### The exercise
Tally the lines below that contain the word "μηχανή", and give only that number.

((

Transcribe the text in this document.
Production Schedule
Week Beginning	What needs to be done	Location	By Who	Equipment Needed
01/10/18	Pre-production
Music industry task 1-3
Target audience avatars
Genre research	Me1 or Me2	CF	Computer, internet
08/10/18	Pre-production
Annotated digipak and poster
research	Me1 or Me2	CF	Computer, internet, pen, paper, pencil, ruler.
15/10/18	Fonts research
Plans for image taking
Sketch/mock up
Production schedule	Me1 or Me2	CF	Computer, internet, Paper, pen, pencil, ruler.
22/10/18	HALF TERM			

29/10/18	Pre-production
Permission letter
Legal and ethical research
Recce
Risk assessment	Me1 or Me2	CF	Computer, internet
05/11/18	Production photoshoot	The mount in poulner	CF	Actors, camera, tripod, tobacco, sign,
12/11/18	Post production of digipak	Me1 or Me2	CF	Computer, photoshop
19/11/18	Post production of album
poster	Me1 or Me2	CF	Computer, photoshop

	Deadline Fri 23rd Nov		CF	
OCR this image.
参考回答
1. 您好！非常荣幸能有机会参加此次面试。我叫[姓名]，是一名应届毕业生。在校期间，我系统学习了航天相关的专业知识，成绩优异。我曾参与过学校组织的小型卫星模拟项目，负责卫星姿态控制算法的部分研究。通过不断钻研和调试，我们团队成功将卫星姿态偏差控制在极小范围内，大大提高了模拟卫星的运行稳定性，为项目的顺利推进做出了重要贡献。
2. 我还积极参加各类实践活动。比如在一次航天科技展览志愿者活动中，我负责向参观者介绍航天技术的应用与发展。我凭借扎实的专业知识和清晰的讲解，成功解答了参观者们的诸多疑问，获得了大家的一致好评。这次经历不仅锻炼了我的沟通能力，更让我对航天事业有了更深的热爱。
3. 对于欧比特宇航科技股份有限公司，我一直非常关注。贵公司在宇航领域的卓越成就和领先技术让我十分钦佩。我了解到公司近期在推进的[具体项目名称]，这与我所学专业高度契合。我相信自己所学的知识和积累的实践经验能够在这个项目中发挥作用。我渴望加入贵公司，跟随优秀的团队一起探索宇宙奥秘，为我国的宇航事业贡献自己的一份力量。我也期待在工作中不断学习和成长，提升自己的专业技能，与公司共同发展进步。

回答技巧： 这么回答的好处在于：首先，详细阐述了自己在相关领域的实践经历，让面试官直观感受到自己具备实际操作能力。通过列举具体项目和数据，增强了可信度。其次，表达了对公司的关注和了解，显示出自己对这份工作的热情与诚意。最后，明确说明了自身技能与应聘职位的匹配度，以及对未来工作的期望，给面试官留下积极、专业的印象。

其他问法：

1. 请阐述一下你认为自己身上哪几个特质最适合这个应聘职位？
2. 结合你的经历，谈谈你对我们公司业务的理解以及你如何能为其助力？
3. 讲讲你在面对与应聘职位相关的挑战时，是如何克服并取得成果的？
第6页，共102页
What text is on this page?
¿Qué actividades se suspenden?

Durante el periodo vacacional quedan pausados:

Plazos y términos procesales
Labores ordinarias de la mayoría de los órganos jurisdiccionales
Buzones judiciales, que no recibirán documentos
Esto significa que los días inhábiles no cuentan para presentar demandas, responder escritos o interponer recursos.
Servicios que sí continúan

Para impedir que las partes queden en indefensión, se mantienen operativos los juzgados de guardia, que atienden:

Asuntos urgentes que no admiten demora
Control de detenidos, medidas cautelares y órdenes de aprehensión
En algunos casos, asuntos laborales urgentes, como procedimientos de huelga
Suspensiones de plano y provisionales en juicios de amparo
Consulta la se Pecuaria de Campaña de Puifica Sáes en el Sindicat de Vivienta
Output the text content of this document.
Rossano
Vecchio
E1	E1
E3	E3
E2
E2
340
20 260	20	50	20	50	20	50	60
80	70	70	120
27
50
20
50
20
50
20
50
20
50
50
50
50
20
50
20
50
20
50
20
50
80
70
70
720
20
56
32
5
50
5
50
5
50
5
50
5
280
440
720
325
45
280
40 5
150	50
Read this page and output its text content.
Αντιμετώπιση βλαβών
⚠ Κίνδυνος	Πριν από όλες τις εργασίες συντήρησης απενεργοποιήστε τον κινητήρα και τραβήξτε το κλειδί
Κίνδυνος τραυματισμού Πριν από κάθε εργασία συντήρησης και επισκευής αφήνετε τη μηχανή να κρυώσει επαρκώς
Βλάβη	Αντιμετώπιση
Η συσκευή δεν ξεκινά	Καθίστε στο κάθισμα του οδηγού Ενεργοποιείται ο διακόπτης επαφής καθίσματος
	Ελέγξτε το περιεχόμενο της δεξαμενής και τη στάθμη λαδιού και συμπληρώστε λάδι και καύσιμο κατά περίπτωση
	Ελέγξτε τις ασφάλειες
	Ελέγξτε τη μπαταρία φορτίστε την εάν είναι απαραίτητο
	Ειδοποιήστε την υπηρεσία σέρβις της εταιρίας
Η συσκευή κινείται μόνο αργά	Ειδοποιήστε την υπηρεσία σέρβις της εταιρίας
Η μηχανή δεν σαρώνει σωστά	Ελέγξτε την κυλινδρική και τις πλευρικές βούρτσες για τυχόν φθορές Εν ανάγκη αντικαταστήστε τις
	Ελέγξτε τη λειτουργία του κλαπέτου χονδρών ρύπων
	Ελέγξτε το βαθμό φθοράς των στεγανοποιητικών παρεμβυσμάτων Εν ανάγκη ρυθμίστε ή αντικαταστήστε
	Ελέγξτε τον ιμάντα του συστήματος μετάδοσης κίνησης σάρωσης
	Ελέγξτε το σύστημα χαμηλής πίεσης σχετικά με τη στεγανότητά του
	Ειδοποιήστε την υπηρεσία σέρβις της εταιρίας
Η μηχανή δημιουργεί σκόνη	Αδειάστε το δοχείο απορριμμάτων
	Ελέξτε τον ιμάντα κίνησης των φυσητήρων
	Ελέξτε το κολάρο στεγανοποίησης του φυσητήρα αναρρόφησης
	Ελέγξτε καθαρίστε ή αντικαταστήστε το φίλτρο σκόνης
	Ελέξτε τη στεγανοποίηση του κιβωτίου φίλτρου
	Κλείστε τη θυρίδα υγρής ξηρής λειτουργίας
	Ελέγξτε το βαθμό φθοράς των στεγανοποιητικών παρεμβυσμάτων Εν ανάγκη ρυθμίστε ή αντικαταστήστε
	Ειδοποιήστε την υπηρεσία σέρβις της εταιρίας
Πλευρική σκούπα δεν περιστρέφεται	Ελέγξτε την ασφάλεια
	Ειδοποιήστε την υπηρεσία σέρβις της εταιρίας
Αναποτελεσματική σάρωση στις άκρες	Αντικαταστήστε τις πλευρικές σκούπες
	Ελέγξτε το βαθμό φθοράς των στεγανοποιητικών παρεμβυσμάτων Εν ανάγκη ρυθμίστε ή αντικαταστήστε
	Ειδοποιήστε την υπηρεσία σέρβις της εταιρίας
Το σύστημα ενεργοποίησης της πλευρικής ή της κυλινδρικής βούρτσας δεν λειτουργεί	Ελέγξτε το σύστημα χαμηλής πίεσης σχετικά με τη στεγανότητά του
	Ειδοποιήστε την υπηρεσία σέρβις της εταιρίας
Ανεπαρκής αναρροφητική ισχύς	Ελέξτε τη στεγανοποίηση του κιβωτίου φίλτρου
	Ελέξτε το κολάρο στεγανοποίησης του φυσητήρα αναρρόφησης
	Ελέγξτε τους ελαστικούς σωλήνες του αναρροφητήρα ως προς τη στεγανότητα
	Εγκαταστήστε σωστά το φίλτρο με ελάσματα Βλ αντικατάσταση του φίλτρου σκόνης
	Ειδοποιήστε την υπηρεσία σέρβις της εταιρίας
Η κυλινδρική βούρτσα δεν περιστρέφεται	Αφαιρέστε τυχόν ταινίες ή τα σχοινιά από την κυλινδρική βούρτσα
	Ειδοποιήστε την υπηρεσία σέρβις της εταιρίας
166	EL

))

### Solution to this task
3